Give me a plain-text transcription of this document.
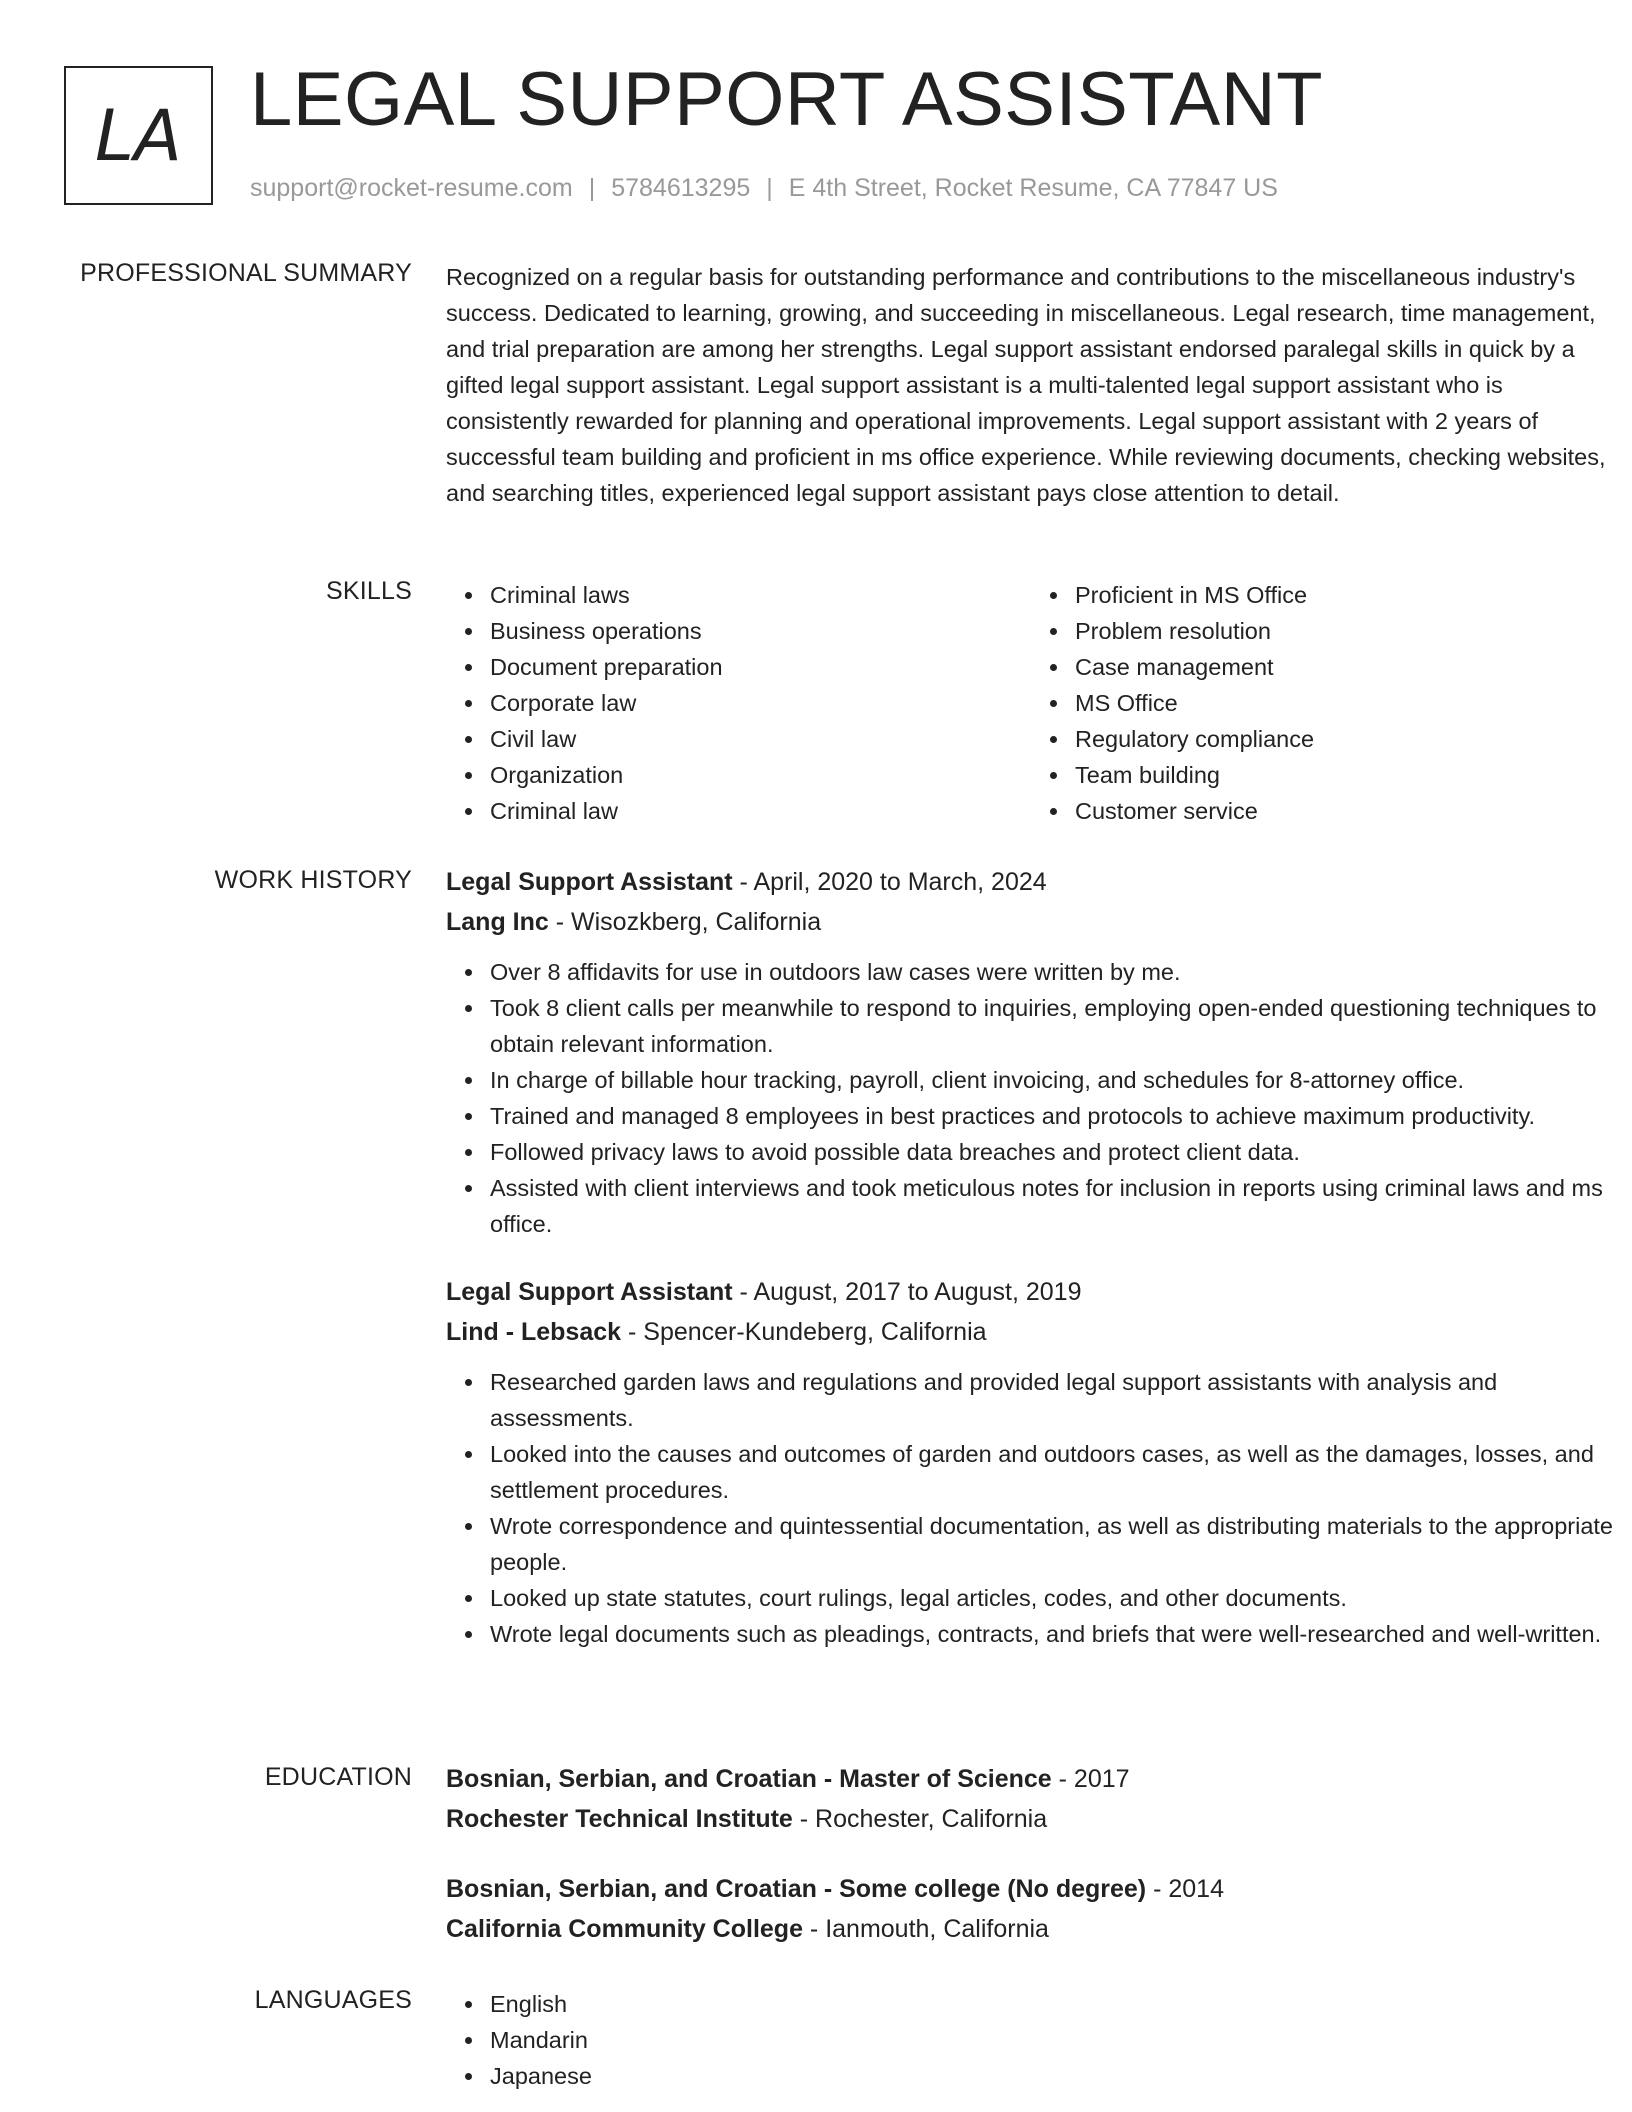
LA LEGAL SUPPORT ASSISTANT
support@rocket-resume.com | 5784613295 | E 4th Street, Rocket Resume, CA 77847 US
PROFESSIONAL SUMMARY Recognized on a regular basis for outstanding performance and contributions to the miscellaneous industry's success. Dedicated to learning, growing, and succeeding in miscellaneous. Legal research, time management, and trial preparation are among her strengths. Legal support assistant endorsed paralegal skills in quick by a gifted legal support assistant. Legal support assistant is a multi-talented legal support assistant who is consistently rewarded for planning and operational improvements. Legal support assistant with 2 years of successful team building and proficient in ms office experience. While reviewing documents, checking websites, and searching titles, experienced legal support assistant pays close attention to detail.

SKILLS	Criminal laws
Business operations
Document preparation
Corporate law
Civil law
Organization
Criminal law
Proficient in MS Office
Problem resolution
Case management
MS Office
Regulatory compliance
Team building
Customer service
WORK HISTORY Legal Support Assistant - April, 2020 to March, 2024
Lang Inc - Wisozkberg, California
Over 8 affidavits for use in outdoors law cases were written by me.
Took 8 client calls per meanwhile to respond to inquiries, employing open-ended questioning techniques to obtain relevant information.
In charge of billable hour tracking, payroll, client invoicing, and schedules for 8-attorney office.
Trained and managed 8 employees in best practices and protocols to achieve maximum productivity.
Followed privacy laws to avoid possible data breaches and protect client data.
Assisted with client interviews and took meticulous notes for inclusion in reports using criminal laws and ms office.
Legal Support Assistant - August, 2017 to August, 2019
Lind - Lebsack - Spencer-Kundeberg, California
Researched garden laws and regulations and provided legal support assistants with analysis and assessments.
Looked into the causes and outcomes of garden and outdoors cases, as well as the damages, losses, and settlement procedures.
Wrote correspondence and quintessential documentation, as well as distributing materials to the appropriate people.
Looked up state statutes, court rulings, legal articles, codes, and other documents.
Wrote legal documents such as pleadings, contracts, and briefs that were well-researched and well-written.
EDUCATION Bosnian, Serbian, and Croatian - Master of Science - 2017
Rochester Technical Institute - Rochester, California
Bosnian, Serbian, and Croatian - Some college (No degree) - 2014
California Community College - Ianmouth, California
LANGUAGES	English
Mandarin
Japanese
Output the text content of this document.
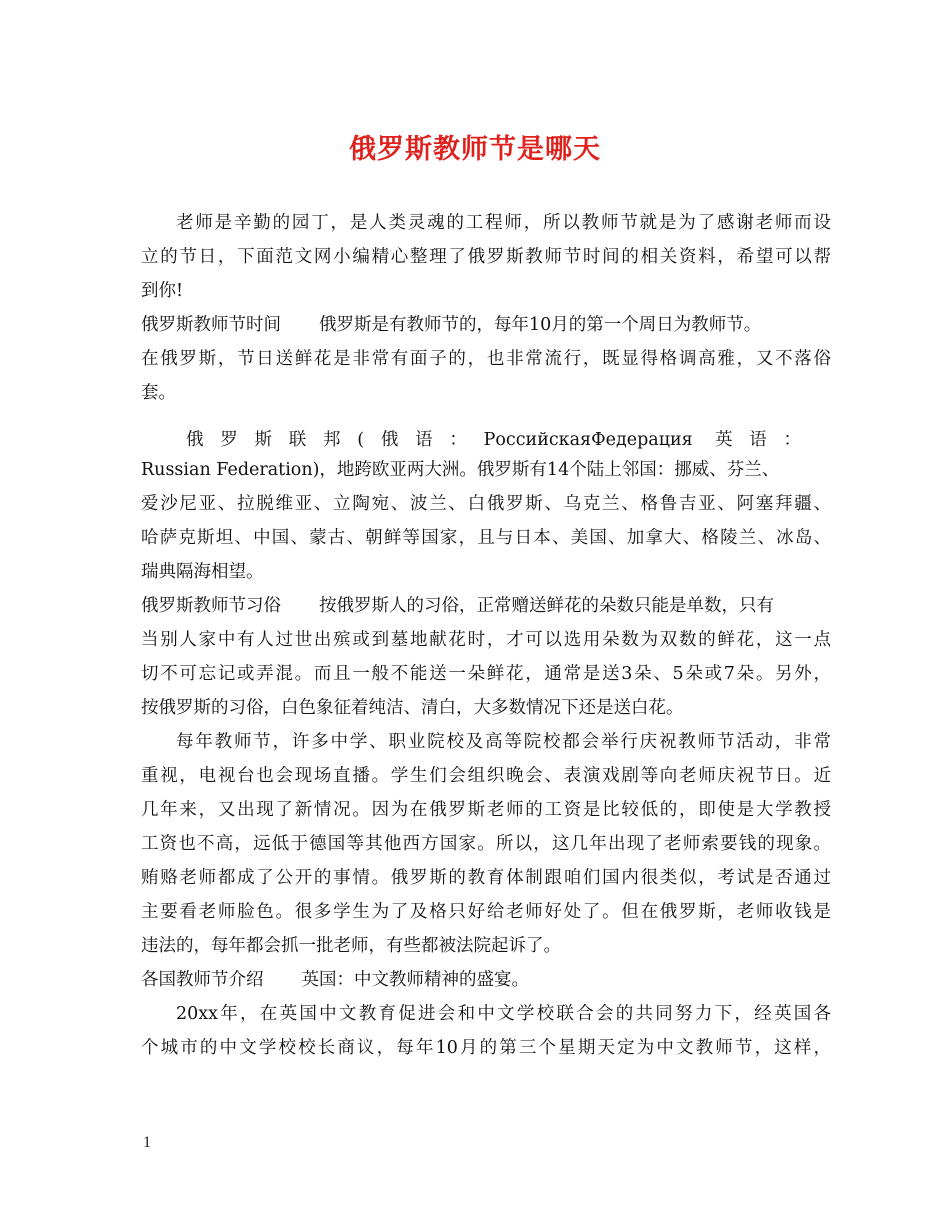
俄罗斯教师节是哪天
老师是辛勤的园丁，是人类灵魂的工程师，所以教师节就是为了感谢老师而设
立的节日，下面范文网小编精心整理了俄罗斯教师节时间的相关资料，希望可以帮
到你!
俄罗斯教师节时间 俄罗斯是有教师节的，每年10月的第一个周日为教师节。
在俄罗斯，节日送鲜花是非常有面子的，也非常流行，既显得格调高雅，又不落俗
套。
俄罗斯联邦(俄语：РоссийскаяФедерация 英语：
Russian Federation)，地跨欧亚两大洲。俄罗斯有14个陆上邻国：挪威、芬兰、
爱沙尼亚、拉脱维亚、立陶宛、波兰、白俄罗斯、乌克兰、格鲁吉亚、阿塞拜疆、
哈萨克斯坦、中国、蒙古、朝鲜等国家，且与日本、美国、加拿大、格陵兰、冰岛、
瑞典隔海相望。
俄罗斯教师节习俗 按俄罗斯人的习俗，正常赠送鲜花的朵数只能是单数，只有
当别人家中有人过世出殡或到墓地献花时，才可以选用朵数为双数的鲜花，这一点
切不可忘记或弄混。而且一般不能送一朵鲜花，通常是送3朵、5朵或7朵。另外，
按俄罗斯的习俗，白色象征着纯洁、清白，大多数情况下还是送白花。
每年教师节，许多中学、职业院校及高等院校都会举行庆祝教师节活动，非常
重视，电视台也会现场直播。学生们会组织晚会、表演戏剧等向老师庆祝节日。近
几年来，又出现了新情况。因为在俄罗斯老师的工资是比较低的，即使是大学教授
工资也不高，远低于德国等其他西方国家。所以，这几年出现了老师索要钱的现象。
贿赂老师都成了公开的事情。俄罗斯的教育体制跟咱们国内很类似，考试是否通过
主要看老师脸色。很多学生为了及格只好给老师好处了。但在俄罗斯，老师收钱是
违法的，每年都会抓一批老师，有些都被法院起诉了。
各国教师节介绍 英国：中文教师精神的盛宴。
20xx年，在英国中文教育促进会和中文学校联合会的共同努力下，经英国各
个城市的中文学校校长商议，每年10月的第三个星期天定为中文教师节，这样，
1
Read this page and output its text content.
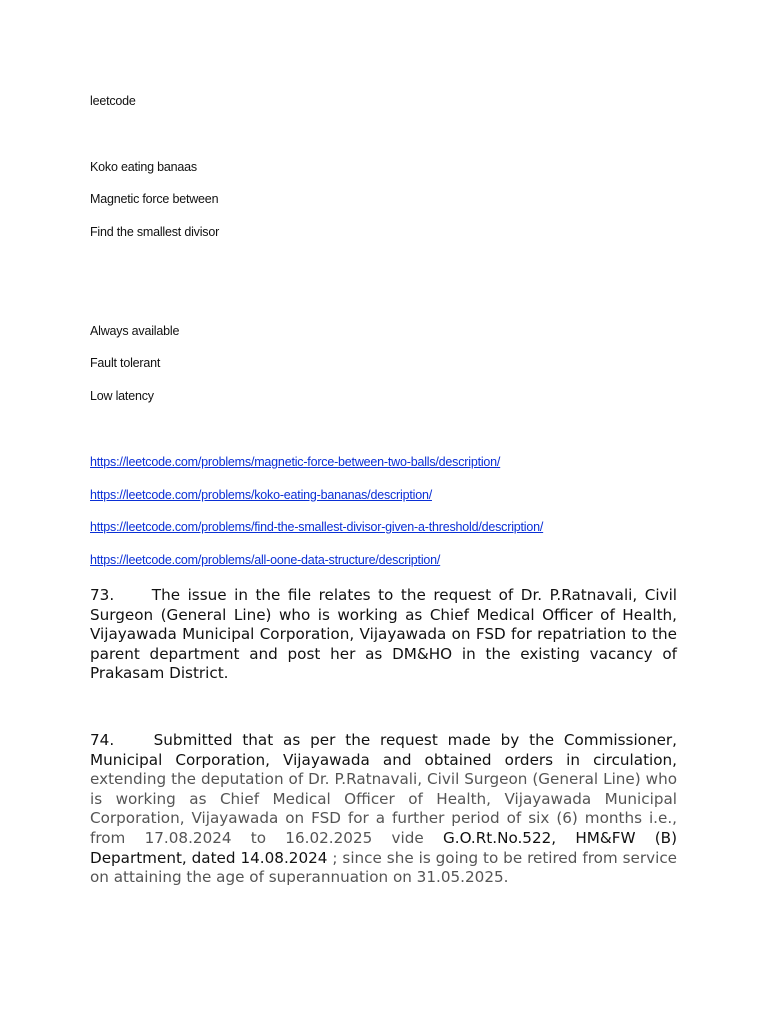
leetcode
Koko eating banaas
Magnetic force between
Find the smallest divisor
Always available
Fault tolerant
Low latency
https://leetcode.com/problems/magnetic-force-between-two-balls/description/
https://leetcode.com/problems/koko-eating-bananas/description/
https://leetcode.com/problems/find-the-smallest-divisor-given-a-threshold/description/
https://leetcode.com/problems/all-oone-data-structure/description/

73. The issue in the file relates to the request of Dr. P.Ratnavali, Civil Surgeon (General Line) who is working as Chief Medical Officer of Health, Vijayawada Municipal Corporation, Vijayawada on FSD for repatriation to the parent department and post her as DM&HO in the existing vacancy of Prakasam District.

74.	Submitted that as per the request made by the Commissioner, Municipal Corporation, Vijayawada and obtained orders in circulation, extending the deputation of Dr. P.Ratnavali, Civil Surgeon (General Line) who is working as Chief Medical Officer of Health, Vijayawada Municipal Corporation, Vijayawada on FSD for a further period of six (6) months i.e., from 17.08.2024 to 16.02.2025 vide G.O.Rt.No.522, HM&FW (B) Department, dated 14.08.2024 ; since she is going to be retired from service on attaining the age of superannuation on 31.05.2025.
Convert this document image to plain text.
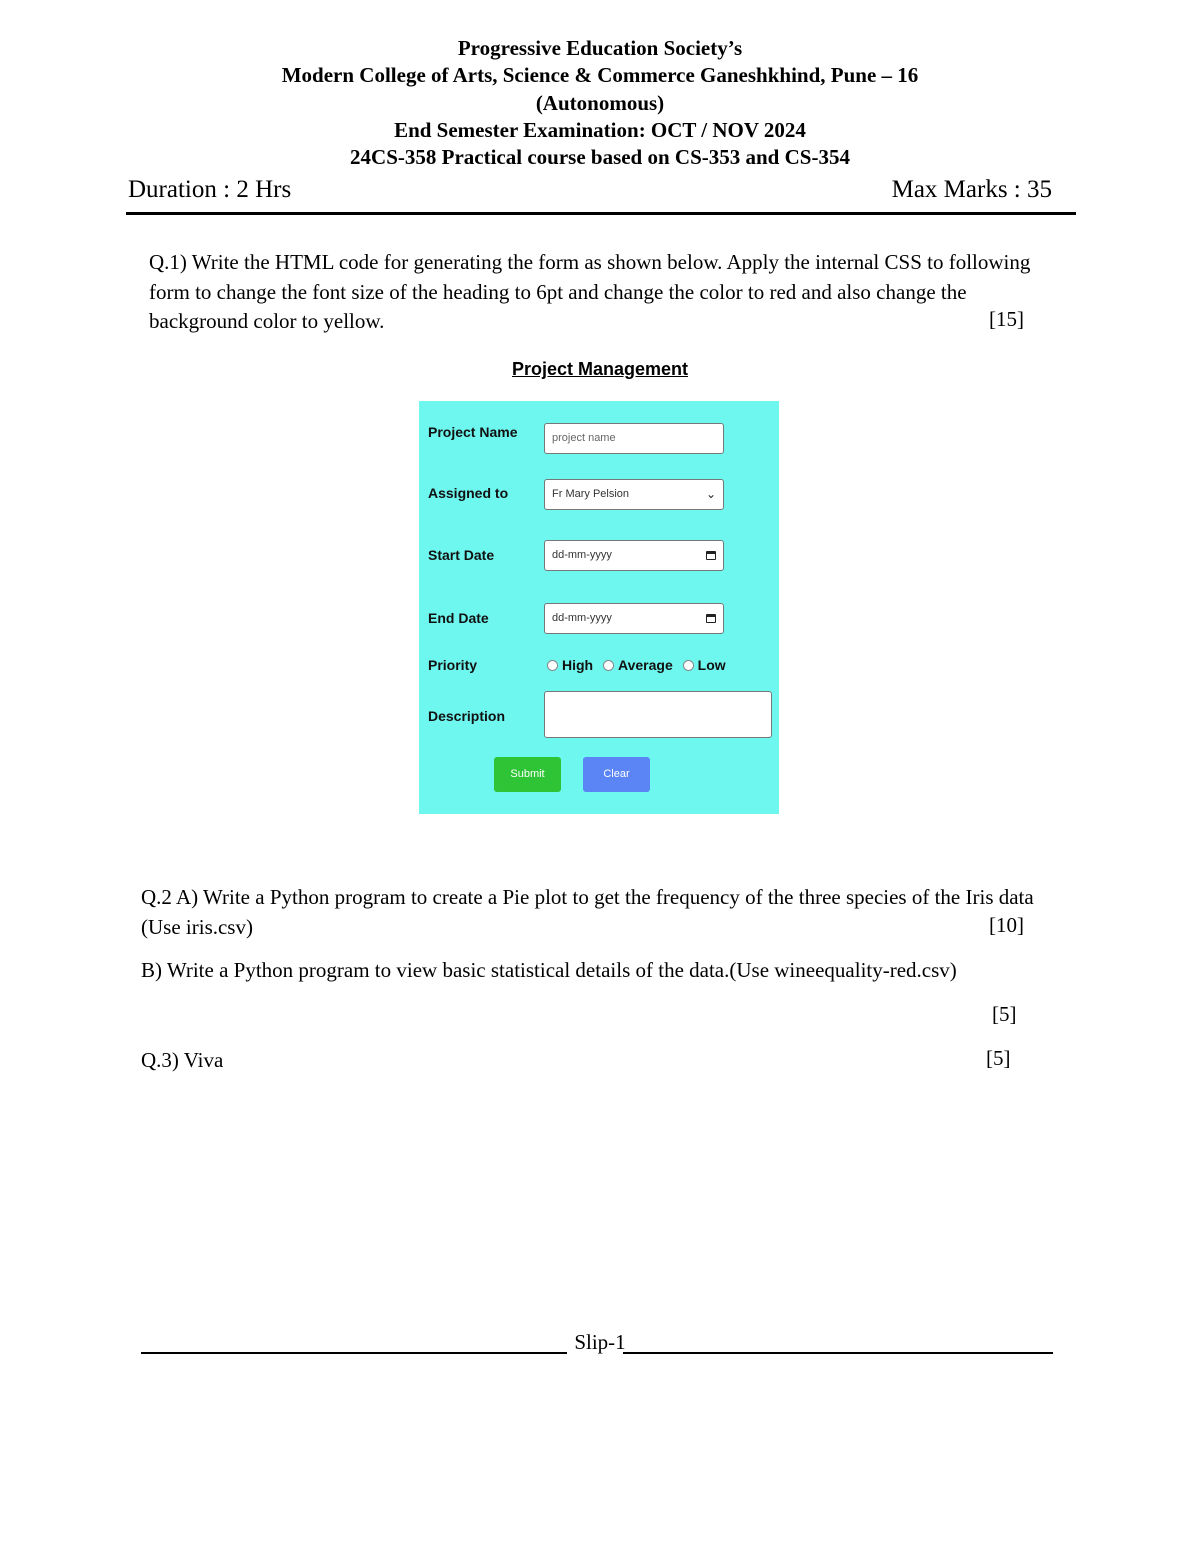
Progressive Education Society’s
Modern College of Arts, Science & Commerce Ganeshkhind, Pune – 16
(Autonomous)
End Semester Examination: OCT / NOV 2024
24CS-358 Practical course based on CS-353 and CS-354
Duration : 2 Hrs	Max Marks : 35
Q.1) Write the HTML code for generating the form as shown below. Apply the internal CSS to following form to change the font size of the heading to 6pt and change the color to red and also change the background color to yellow.	[15]
Project Management
Project Name	project name
Assigned to	Fr Mary Pelsion	⌄
Start Date	dd-mm-yyyy
End Date	dd-mm-yyyy
Priority	High Average Low
Description
Submit	Clear
Q.2 A) Write a Python program to create a Pie plot to get the frequency of the three species of the Iris data (Use iris.csv)	[10]
B) Write a Python program to view basic statistical details of the data.(Use wineequality-red.csv)
[5]
Q.3) Viva	[5]
Slip-1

Task brief:
Find the line containing "Convert this document image to plain text.", then extract it and every line after it to the end of the data above, exactly and nothing else, without pictures.

Answer for this exercise:
Convert this document image to plain text.
Progressive Education Society’s
Modern College of Arts, Science & Commerce Ganeshkhind, Pune – 16
(Autonomous)
End Semester Examination: OCT / NOV 2024
24CS-358 Practical course based on CS-353 and CS-354
Duration : 2 Hrs	Max Marks : 35
Q.1) Write the HTML code for generating the form as shown below. Apply the internal CSS to following form to change the font size of the heading to 6pt and change the color to red and also change the background color to yellow.	[15]
Project Management
Project Name	project name
Assigned to	Fr Mary Pelsion	⌄
Start Date	dd-mm-yyyy
End Date	dd-mm-yyyy
Priority	High Average Low
Description
Submit	Clear
Q.2 A) Write a Python program to create a Pie plot to get the frequency of the three species of the Iris data (Use iris.csv)	[10]
B) Write a Python program to view basic statistical details of the data.(Use wineequality-red.csv)
[5]
Q.3) Viva	[5]
Slip-1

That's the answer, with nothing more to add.